Data records
++++++++++

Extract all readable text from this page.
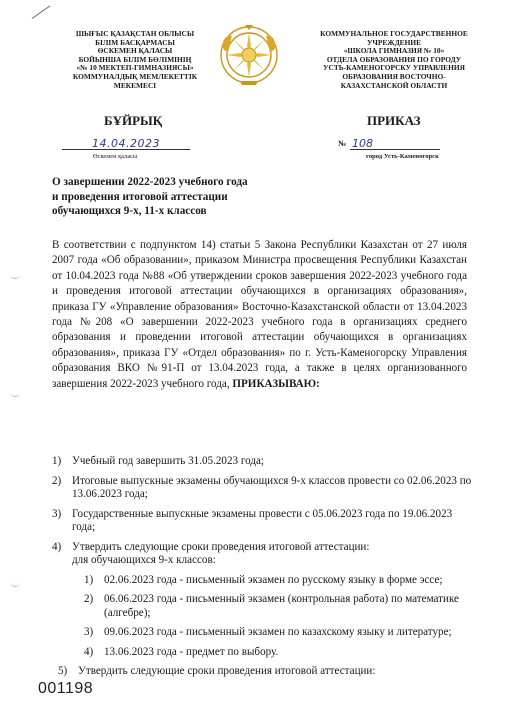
ШЫҒЫС ҚАЗАҚСТАН ОБЛЫСЫ
БІЛІМ БАСҚАРМАСЫ
ӨСКЕМЕН ҚАЛАСЫ
БОЙЫНША БІЛІМ БӨЛІМІНІҢ
«№ 10 МЕКТЕП-ГИМНАЗИЯСЫ»
КОММУНАЛДЫҚ МЕМЛЕКЕТТІК
МЕКЕМЕСІ
КОММУНАЛЬНОЕ ГОСУДАРСТВЕННОЕ
УЧРЕЖДЕНИЕ
«ШКОЛА ГИМНАЗИЯ № 10»
ОТДЕЛА ОБРАЗОВАНИЯ ПО ГОРОДУ
УСТЬ-КАМЕНОГОРСКУ УПРАВЛЕНИЯ
ОБРАЗОВАНИЯ ВОСТОЧНО-
КАЗАХСТАНСКОЙ ОБЛАСТИ
БҰЙРЫҚ	ПРИКАЗ
14.04.2023
Өскемен қаласы
№ 108
город Усть-Каменогорск
О завершении 2022-2023 учебного года
и проведения итоговой аттестации
обучающихся 9-х, 11-х классов

В соответствии с подпунктом 14) статьи 5 Закона Республики Казахстан от 27 июля 2007 года «Об образовании», приказом Министра просвещения Республики Казахстан от 10.04.2023 года №88 «Об утверждении сроков завершения 2022-2023 учебного года и проведения итоговой аттестации обучающихся в организациях образования», приказа ГУ «Управление образования» Восточно-Казахстанской области от 13.04.2023 года №208 «О завершении 2022-2023 учебного года в организациях среднего образования и проведении итоговой аттестации обучающихся в организациях образования», приказа ГУ «Отдел образования» по г. Усть-Каменогорску Управления образования ВКО №91-П от 13.04.2023 года, а также в целях организованного завершения 2022-2023 учебного года, ПРИКАЗЫВАЮ:

1) Учебный год завершить 31.05.2023 года;
2) Итоговые выпускные экзамены обучающихся 9-х классов провести со 02.06.2023 по 13.06.2023 года;
3) Государственные выпускные экзамены провести с 05.06.2023 года по 19.06.2023 года;
4) Утвердить следующие сроки проведения итоговой аттестации:
для обучающихся 9-х классов:
1) 02.06.2023 года - письменный экзамен по русскому языку в форме эссе;
2) 06.06.2023 года - письменный экзамен (контрольная работа) по математике (алгебре);
3) 09.06.2023 года - письменный экзамен по казахскому языку и литературе;
4) 13.06.2023 года - предмет по выбору.
5) Утвердить следующие сроки проведения итоговой аттестации:
001198
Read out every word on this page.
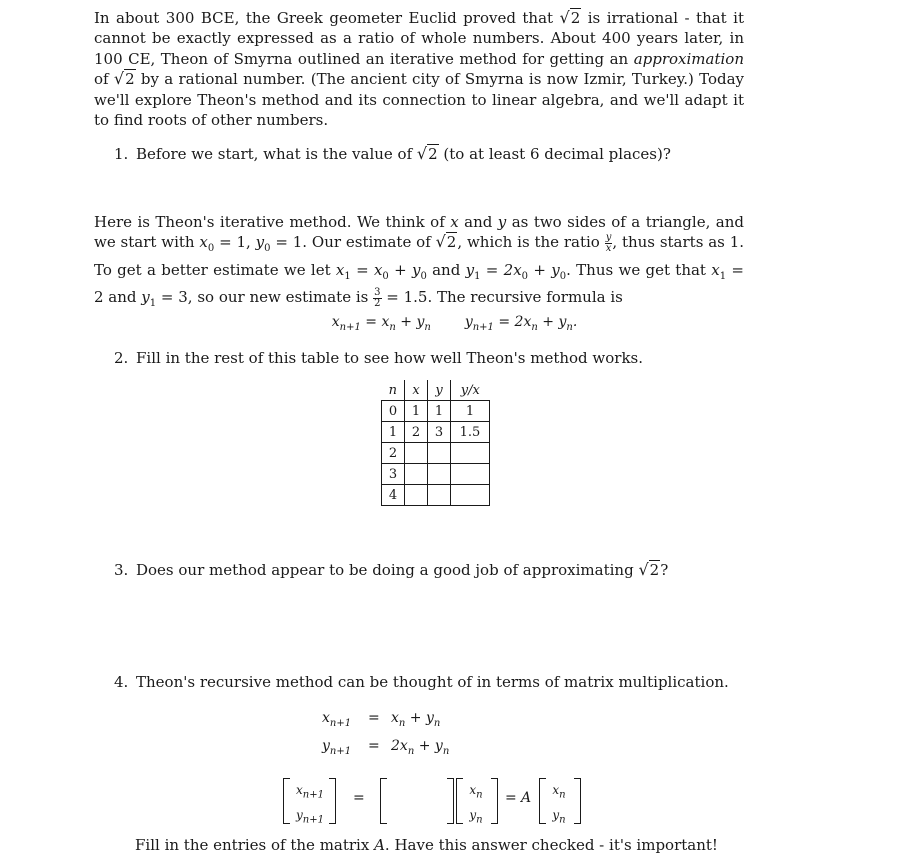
In about 300 BCE, the Greek geometer Euclid proved that √2 is irrational - that it cannot be exactly expressed as a ratio of whole numbers. About 400 years later, in 100 CE, Theon of Smyrna outlined an iterative method for getting an approximation of √2 by a rational number. (The ancient city of Smyrna is now Izmir, Turkey.) Today we'll explore Theon's method and its connection to linear algebra, and we'll adapt it to find roots of other numbers.

1. Before we start, what is the value of √2 (to at least 6 decimal places)?

Here is Theon's iterative method. We think of x and y as two sides of a triangle, and we start with $x_0 = 1$, $y_0 = 1$. Our estimate of √2, which is the ratio $\frac{y}{x}$ , thus starts as 1. To get a better estimate we let $x_1 = x_0 + y_0$ and $y_1 = 2x_0 + y_0$. Thus we get that $x_1 = 2$ and $y_1 = 3$, so our new estimate is $\frac{3}{2} = 1.5$. The recursive formula is

$x_{n+1} = x_n + y_n$ $y_{n+1} = 2x_n + y_n$.
2. Fill in the rest of this table to see how well Theon's method works.
n	x	y	y/x
0	1	1	1
1	2	3	1.5
2			
3			
4			
3. Does our method appear to be doing a good job of approximating √2?
4. Theon's recursive method can be thought of in terms of matrix multiplication.
$x_{n+1} = x_n + y_n$
$y_{n+1} = 2x_n + y_n$
$x_{n+1}$
$y_{n+1}$
=	$x_n$
$y_n$
= A	$x_n$
$y_n$
Fill in the entries of the matrix A. Have this answer checked - it's important!
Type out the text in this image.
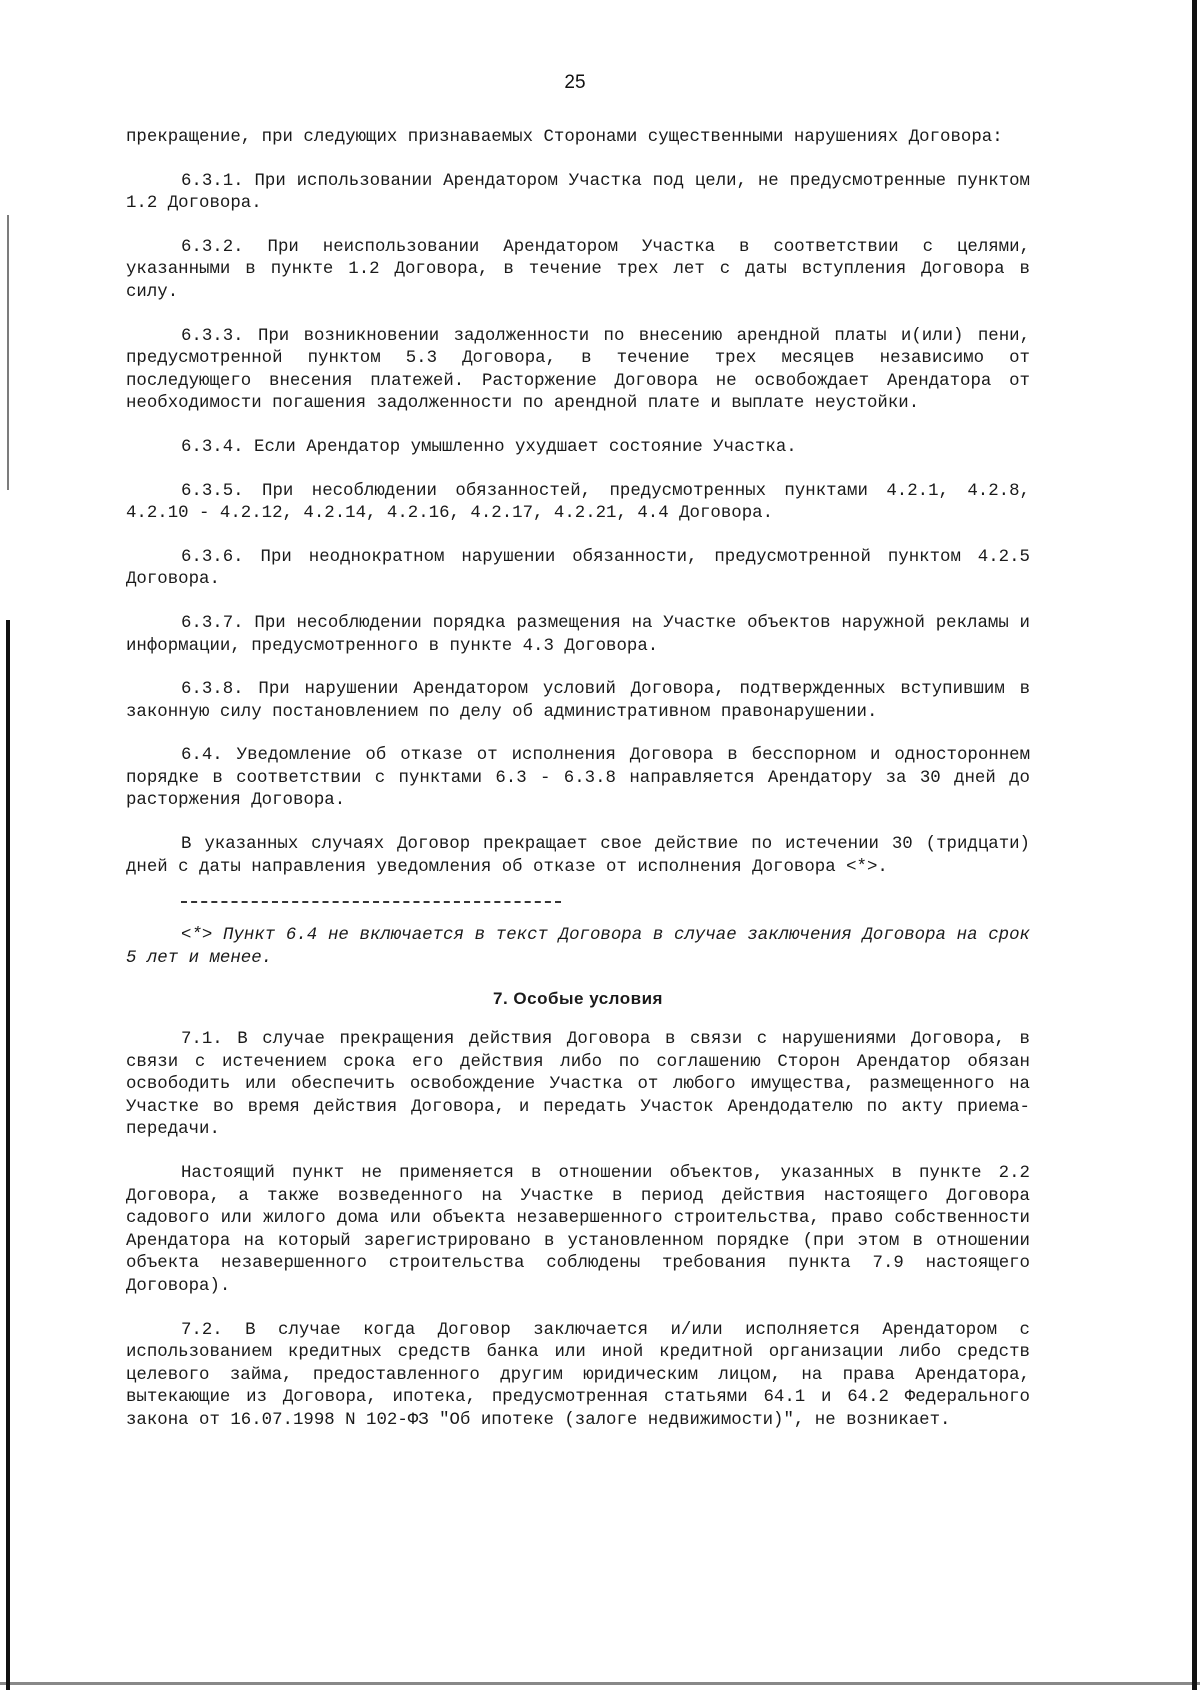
25

прекращение, при следующих признаваемых Сторонами существенными нарушениях Договора:

6.3.1. При использовании Арендатором Участка под цели, не предусмотренные пунктом 1.2 Договора.

6.3.2. При неиспользовании Арендатором Участка в соответствии с целями, указанными в пункте 1.2 Договора, в течение трех лет с даты вступления Договора в силу.

6.3.3. При возникновении задолженности по внесению арендной платы и(или) пени, предусмотренной пунктом 5.3 Договора, в течение трех месяцев независимо от последующего внесения платежей. Расторжение Договора не освобождает Арендатора от необходимости погашения задолженности по арендной плате и выплате неустойки.

6.3.4. Если Арендатор умышленно ухудшает состояние Участка.

6.3.5. При несоблюдении обязанностей, предусмотренных пунктами 4.2.1, 4.2.8, 4.2.10 - 4.2.12, 4.2.14, 4.2.16, 4.2.17, 4.2.21, 4.4 Договора.

6.3.6. При неоднократном нарушении обязанности, предусмотренной пунктом 4.2.5 Договора.

6.3.7. При несоблюдении порядка размещения на Участке объектов наружной рекламы и информации, предусмотренного в пункте 4.3 Договора.

6.3.8. При нарушении Арендатором условий Договора, подтвержденных вступившим в законную силу постановлением по делу об административном правонарушении.

6.4. Уведомление об отказе от исполнения Договора в бесспорном и одностороннем порядке в соответствии с пунктами 6.3 - 6.3.8 направляется Арендатору за 30 дней до расторжения Договора.

В указанных случаях Договор прекращает свое действие по истечении 30 (тридцати) дней с даты направления уведомления об отказе от исполнения Договора <*>.

<*> Пункт 6.4 не включается в текст Договора в случае заключения Договора на срок 5 лет и менее.

7. Особые условия

7.1. В случае прекращения действия Договора в связи с нарушениями Договора, в связи с истечением срока его действия либо по соглашению Сторон Арендатор обязан освободить или обеспечить освобождение Участка от любого имущества, размещенного на Участке во время действия Договора, и передать Участок Арендодателю по акту приема-передачи.

Настоящий пункт не применяется в отношении объектов, указанных в пункте 2.2 Договора, а также возведенного на Участке в период действия настоящего Договора садового или жилого дома или объекта незавершенного строительства, право собственности Арендатора на который зарегистрировано в установленном порядке (при этом в отношении объекта незавершенного строительства соблюдены требования пункта 7.9 настоящего Договора).

7.2. В случае когда Договор заключается и/или исполняется Арендатором с использованием кредитных средств банка или иной кредитной организации либо средств целевого займа, предоставленного другим юридическим лицом, на права Арендатора, вытекающие из Договора, ипотека, предусмотренная статьями 64.1 и 64.2 Федерального закона от 16.07.1998 N 102-ФЗ "Об ипотеке (залоге недвижимости)", не возникает.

++++++++++

__Set task__: Check each line above for the string "силу" and show the ones that have it.

__Answer to the task__:
6.3.2. При неиспользовании Арендатором Участка в соответствии с целями, указанными в пункте 1.2 Договора, в течение трех лет с даты вступления Договора в силу.
6.3.8. При нарушении Арендатором условий Договора, подтвержденных вступившим в законную силу постановлением по делу об административном правонарушении.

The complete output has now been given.